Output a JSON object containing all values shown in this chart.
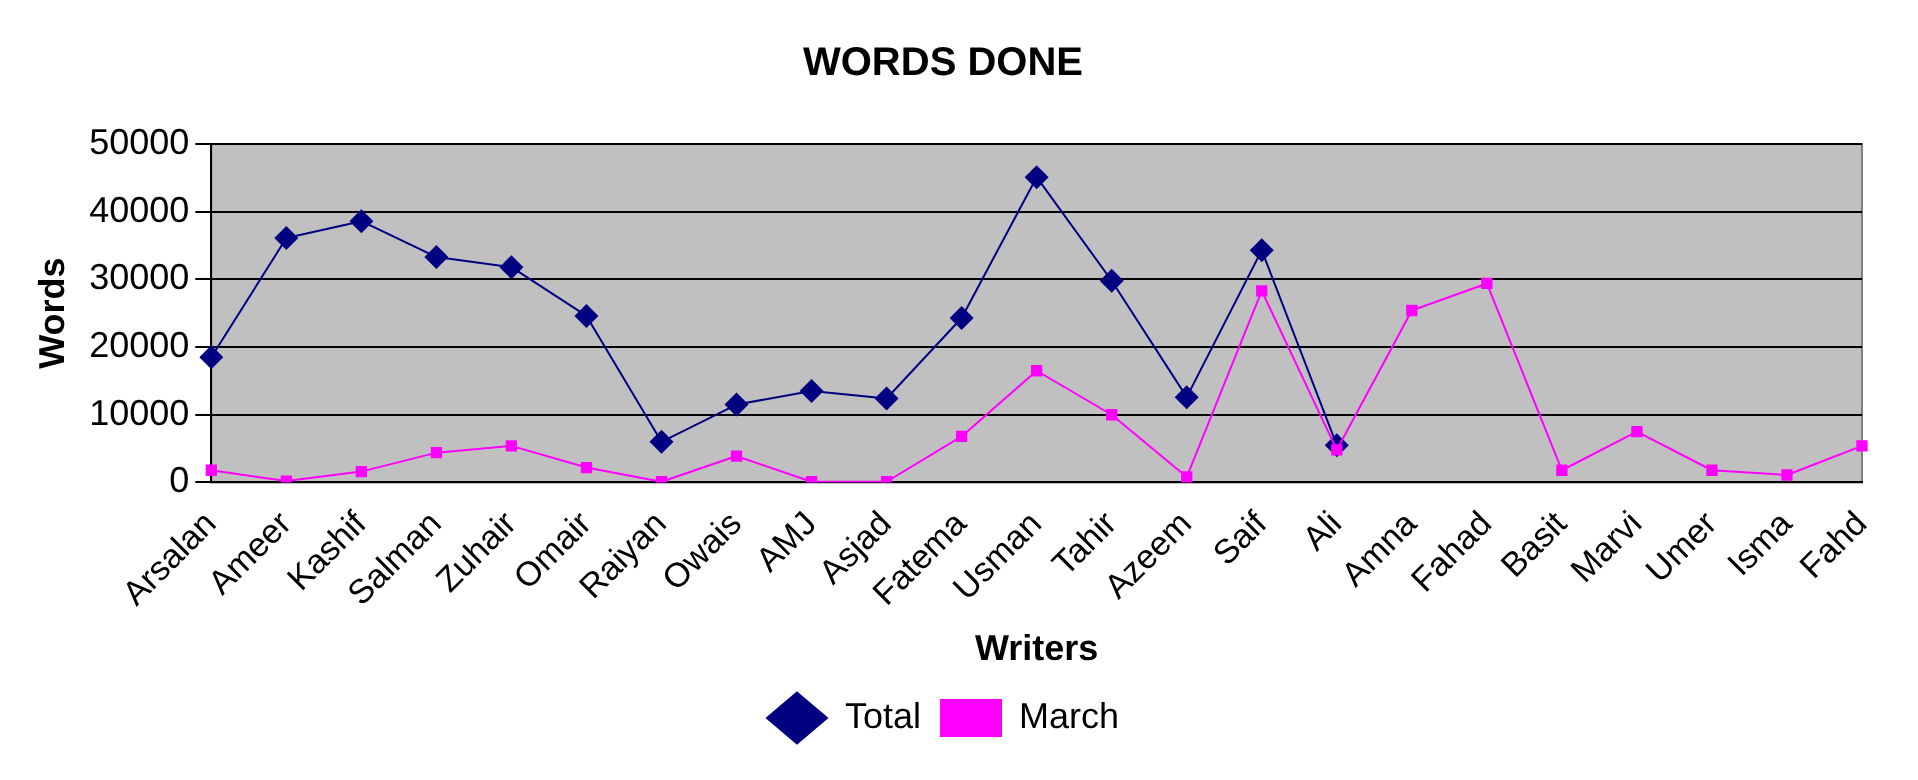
{
  "chart_data": {
    "type": "line",
    "title": "WORDS DONE",
    "xlabel": "Writers",
    "ylabel": "Words",
    "categories": [
      "Arsalan",
      "Ameer",
      "Kashif",
      "Salman",
      "Zuhair",
      "Omair",
      "Raiyan",
      "Owais",
      "AMJ",
      "Asjad",
      "Fatema",
      "Usman",
      "Tahir",
      "Azeem",
      "Saif",
      "Ali",
      "Amna",
      "Fahad",
      "Basit",
      "Marvi",
      "Umer",
      "Isma",
      "Fahd"
    ],
    "series": [
      {
        "name": "Total",
        "color": "#000080",
        "marker": "diamond",
        "values": [
          18500,
          36100,
          38600,
          33300,
          31800,
          24600,
          6000,
          11500,
          13500,
          12400,
          24300,
          45100,
          29800,
          12600,
          34300,
          5500,
          null,
          null,
          null,
          null,
          null,
          null,
          null
        ]
      },
      {
        "name": "March",
        "color": "#ff00ff",
        "marker": "square",
        "values": [
          1800,
          200,
          1600,
          4400,
          5400,
          2200,
          100,
          3900,
          100,
          100,
          6800,
          16500,
          10000,
          800,
          28300,
          4800,
          25400,
          29400,
          1800,
          7500,
          1800,
          1100,
          5400
        ]
      }
    ],
    "ylim": [
      0,
      50000
    ],
    "yticks": [
      0,
      10000,
      20000,
      30000,
      40000,
      50000
    ],
    "grid": "y",
    "legend": "bottom",
    "line_style": "solid"
  }
}
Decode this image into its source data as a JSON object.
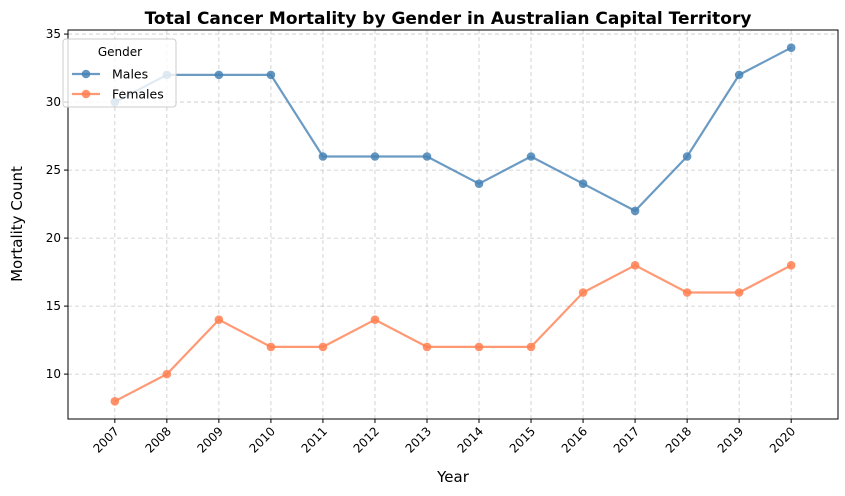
{
  "chart_data": {
    "type": "line",
    "title": "Total Cancer Mortality by Gender in Australian Capital Territory",
    "xlabel": "Year",
    "ylabel": "Mortality Count",
    "x": [
      "2007",
      "2008",
      "2009",
      "2010",
      "2011",
      "2012",
      "2013",
      "2014",
      "2015",
      "2016",
      "2017",
      "2018",
      "2019",
      "2020"
    ],
    "ylim": [
      6.7,
      35.3
    ],
    "yticks": [
      10,
      15,
      20,
      25,
      30,
      35
    ],
    "grid": true,
    "legend": {
      "title": "Gender",
      "placement": "top-left"
    },
    "series": [
      {
        "name": "Males",
        "color": "#4682B4",
        "values": [
          30,
          32,
          32,
          32,
          26,
          26,
          26,
          24,
          26,
          24,
          22,
          26,
          32,
          34
        ]
      },
      {
        "name": "Females",
        "color": "#FF7F50",
        "values": [
          8,
          10,
          14,
          12,
          12,
          14,
          12,
          12,
          12,
          16,
          18,
          16,
          16,
          18
        ]
      }
    ]
  }
}
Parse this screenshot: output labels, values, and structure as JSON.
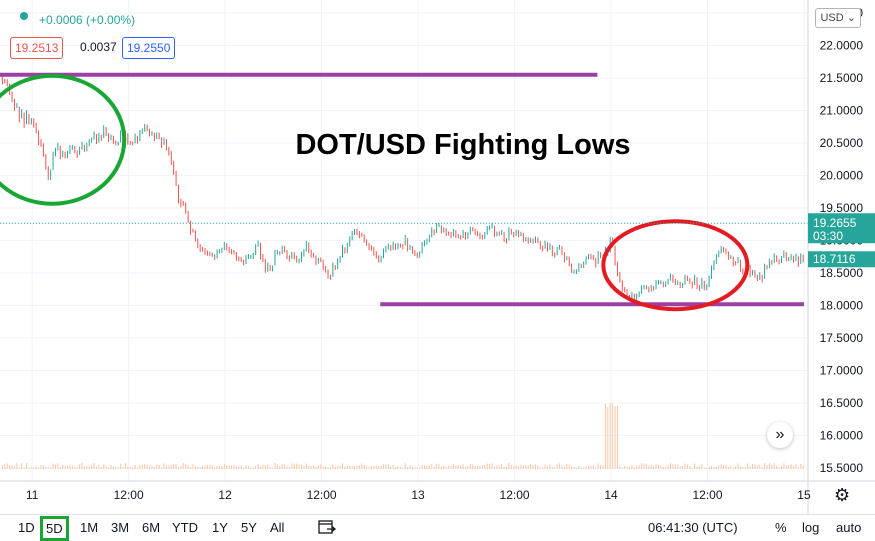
◆ ◆ ◆ ◆ ◆
REQUEST
Report only how many lines in the listing contain the string "title".

RESULT BELOW
3